What is the MBS and Medicare?

Page last updated: 20 July 2016


Medicare is the Commonwealth-funded health insurance scheme that provides free subsidised health care services to the Australia population. It was established in 1984 under the Health Insurance Act 1973 and is a universal system with the goal of providing Australians with affordable, accessible and high-quality health care. Services under Medicare include:
  • Fully or substantially subsidised out-of-hospital (non-admitted) services provided by private practitioners such as general practitioners, specialists, optometrists and, in specific circumstances, dentists and other allied health practitioners;
  • Subsidised private patient hospital services;
  • Fully subsidised hospital treatment for public patients in public hospitals; and
  • Fully or substantially subsided medicines through the Pharmaceutical benefits Scheme (PBS).
Health care in Australia is delivered by a mix of public and private sector entities, and is funded by all levels of government, private health insurers, and out-of-pocket payments by individuals. The Australian Government is not directly involved in health service provision, but funds Medicare benefits, the Pharmaceutical Benefits Scheme (PBS), and subsidises private health insurance premiums. It also jointly funds public hospitals with the States and Territories and provides financial assistance to residential aged care facilities, and home and community care for the aged.

Currently, Medicare Benefits Schedule (MBS) benefits are payable for:
  • Consultations with doctors, including specialists;
  • Tests and examinations by doctors needing to diagnose and treat illnesses, including various imaging services and pathology tests provided by medical specialists;
  • Eye tests performed by optometrists;
  • Most surgical and other therapeutic procedures performed by doctors;
  • Specified dental items under the Cleft Lip and Palate Scheme;
  • Consultations with psychologists; and
  • Allied health services for patients with a chronic or terminal medical condition and complex care needs.
With the establishment of the Medical Services Advisory Committee (MSAC) in 1998, Australia became one of the first country in the world to adopt a national evidence-based approach to the public funding of health services.

The evidence-based approach is designed to achieve a range of outcomes including optimum value for money in the Government’s subsidisation of medicals services, as well as prioritising the uptake of effective new technologies and procedures. MSAC is independent of the Government and, while it provides advice to Government about the funding of medical services, MSAC itself cannot implement funding decisions.

For further information on Medicare, please refer to http://www.humanservices.gov.au.

### Data for review

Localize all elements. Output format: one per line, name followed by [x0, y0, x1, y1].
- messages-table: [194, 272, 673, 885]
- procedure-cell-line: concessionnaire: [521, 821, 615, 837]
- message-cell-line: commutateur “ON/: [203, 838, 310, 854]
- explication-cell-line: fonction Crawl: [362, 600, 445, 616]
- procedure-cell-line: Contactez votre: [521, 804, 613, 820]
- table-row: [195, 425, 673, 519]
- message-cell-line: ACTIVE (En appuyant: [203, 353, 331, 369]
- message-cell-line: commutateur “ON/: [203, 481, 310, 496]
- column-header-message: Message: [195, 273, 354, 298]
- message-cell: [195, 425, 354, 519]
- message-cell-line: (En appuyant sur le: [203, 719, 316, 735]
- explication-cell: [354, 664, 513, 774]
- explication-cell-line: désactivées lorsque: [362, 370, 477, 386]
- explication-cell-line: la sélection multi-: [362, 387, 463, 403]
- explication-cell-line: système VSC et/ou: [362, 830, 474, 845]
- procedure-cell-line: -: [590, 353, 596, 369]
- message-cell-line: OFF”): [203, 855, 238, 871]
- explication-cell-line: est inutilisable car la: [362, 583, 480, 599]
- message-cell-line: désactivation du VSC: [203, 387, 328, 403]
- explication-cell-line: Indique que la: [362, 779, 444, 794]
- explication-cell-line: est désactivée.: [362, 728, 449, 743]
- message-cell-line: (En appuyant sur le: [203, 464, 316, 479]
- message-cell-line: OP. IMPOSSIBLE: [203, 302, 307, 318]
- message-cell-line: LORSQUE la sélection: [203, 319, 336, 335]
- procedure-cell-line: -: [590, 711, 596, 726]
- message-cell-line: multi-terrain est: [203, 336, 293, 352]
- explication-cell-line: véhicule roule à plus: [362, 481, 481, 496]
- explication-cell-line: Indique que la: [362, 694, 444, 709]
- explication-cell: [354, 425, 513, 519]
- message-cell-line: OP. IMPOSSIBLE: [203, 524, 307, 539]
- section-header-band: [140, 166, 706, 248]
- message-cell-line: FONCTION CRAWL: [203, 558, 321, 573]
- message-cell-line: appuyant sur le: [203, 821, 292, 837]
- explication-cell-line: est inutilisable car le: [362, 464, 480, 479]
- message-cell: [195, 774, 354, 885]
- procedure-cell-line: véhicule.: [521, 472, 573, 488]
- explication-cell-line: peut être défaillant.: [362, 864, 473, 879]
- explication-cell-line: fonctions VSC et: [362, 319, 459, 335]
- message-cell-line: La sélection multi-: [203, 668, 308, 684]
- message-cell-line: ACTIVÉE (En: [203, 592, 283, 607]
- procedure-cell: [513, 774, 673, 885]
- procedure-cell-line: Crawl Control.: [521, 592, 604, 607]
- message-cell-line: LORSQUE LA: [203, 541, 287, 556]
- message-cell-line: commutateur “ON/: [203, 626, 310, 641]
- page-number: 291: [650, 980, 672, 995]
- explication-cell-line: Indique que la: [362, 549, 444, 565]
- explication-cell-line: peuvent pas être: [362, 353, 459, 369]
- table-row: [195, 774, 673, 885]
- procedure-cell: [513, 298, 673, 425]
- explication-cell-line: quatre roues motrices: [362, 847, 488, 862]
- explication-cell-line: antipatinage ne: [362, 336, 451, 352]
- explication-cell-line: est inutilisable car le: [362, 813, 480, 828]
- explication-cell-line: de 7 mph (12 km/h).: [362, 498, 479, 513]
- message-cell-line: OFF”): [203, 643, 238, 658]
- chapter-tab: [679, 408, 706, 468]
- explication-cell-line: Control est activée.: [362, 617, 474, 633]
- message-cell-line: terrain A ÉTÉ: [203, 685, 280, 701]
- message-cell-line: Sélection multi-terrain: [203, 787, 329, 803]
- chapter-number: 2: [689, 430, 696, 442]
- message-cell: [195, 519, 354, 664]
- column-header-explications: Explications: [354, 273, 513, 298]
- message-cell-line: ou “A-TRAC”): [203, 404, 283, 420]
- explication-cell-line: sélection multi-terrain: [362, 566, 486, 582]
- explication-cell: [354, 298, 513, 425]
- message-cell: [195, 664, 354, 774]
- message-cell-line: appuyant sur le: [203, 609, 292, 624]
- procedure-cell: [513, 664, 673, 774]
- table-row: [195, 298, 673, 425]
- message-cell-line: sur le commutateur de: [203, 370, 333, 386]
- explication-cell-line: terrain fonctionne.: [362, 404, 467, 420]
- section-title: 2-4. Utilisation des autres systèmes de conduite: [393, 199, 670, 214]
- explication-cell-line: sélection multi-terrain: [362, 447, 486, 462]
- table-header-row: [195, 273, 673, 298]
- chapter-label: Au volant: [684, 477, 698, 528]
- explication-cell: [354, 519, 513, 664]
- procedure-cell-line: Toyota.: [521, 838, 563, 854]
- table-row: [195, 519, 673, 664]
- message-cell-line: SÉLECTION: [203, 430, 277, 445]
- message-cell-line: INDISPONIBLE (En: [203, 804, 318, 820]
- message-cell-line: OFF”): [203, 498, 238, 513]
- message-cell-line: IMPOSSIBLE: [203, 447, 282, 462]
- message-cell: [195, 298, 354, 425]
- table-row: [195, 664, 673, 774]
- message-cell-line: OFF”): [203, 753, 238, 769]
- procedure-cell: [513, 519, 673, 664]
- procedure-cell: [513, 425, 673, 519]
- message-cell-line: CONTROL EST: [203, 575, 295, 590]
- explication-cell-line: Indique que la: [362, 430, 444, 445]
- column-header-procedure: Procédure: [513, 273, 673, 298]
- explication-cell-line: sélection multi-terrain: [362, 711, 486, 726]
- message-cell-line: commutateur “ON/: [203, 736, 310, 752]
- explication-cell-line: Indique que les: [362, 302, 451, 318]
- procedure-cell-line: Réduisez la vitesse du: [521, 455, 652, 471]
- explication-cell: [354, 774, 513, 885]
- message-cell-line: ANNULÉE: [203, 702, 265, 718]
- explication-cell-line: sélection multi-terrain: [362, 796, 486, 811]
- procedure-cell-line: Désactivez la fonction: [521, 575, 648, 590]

### What the exercise asks
Return the passage of the Medicare text word for word, starting at "Page last updated: 20" and ending at "benefits Scheme (PBS).".

### Output for this task
Page last updated: 20 July 2016


Medicare is the Commonwealth-funded health insurance scheme that provides free subsidised health care services to the Australia population. It was established in 1984 under the Health Insurance Act 1973 and is a universal system with the goal of providing Australians with affordable, accessible and high-quality health care. Services under Medicare include:
  • Fully or substantially subsidised out-of-hospital (non-admitted) services provided by private practitioners such as general practitioners, specialists, optometrists and, in specific circumstances, dentists and other allied health practitioners;
  • Subsidised private patient hospital services;
  • Fully subsidised hospital treatment for public patients in public hospitals; and
  • Fully or substantially subsided medicines through the Pharmaceutical benefits Scheme (PBS).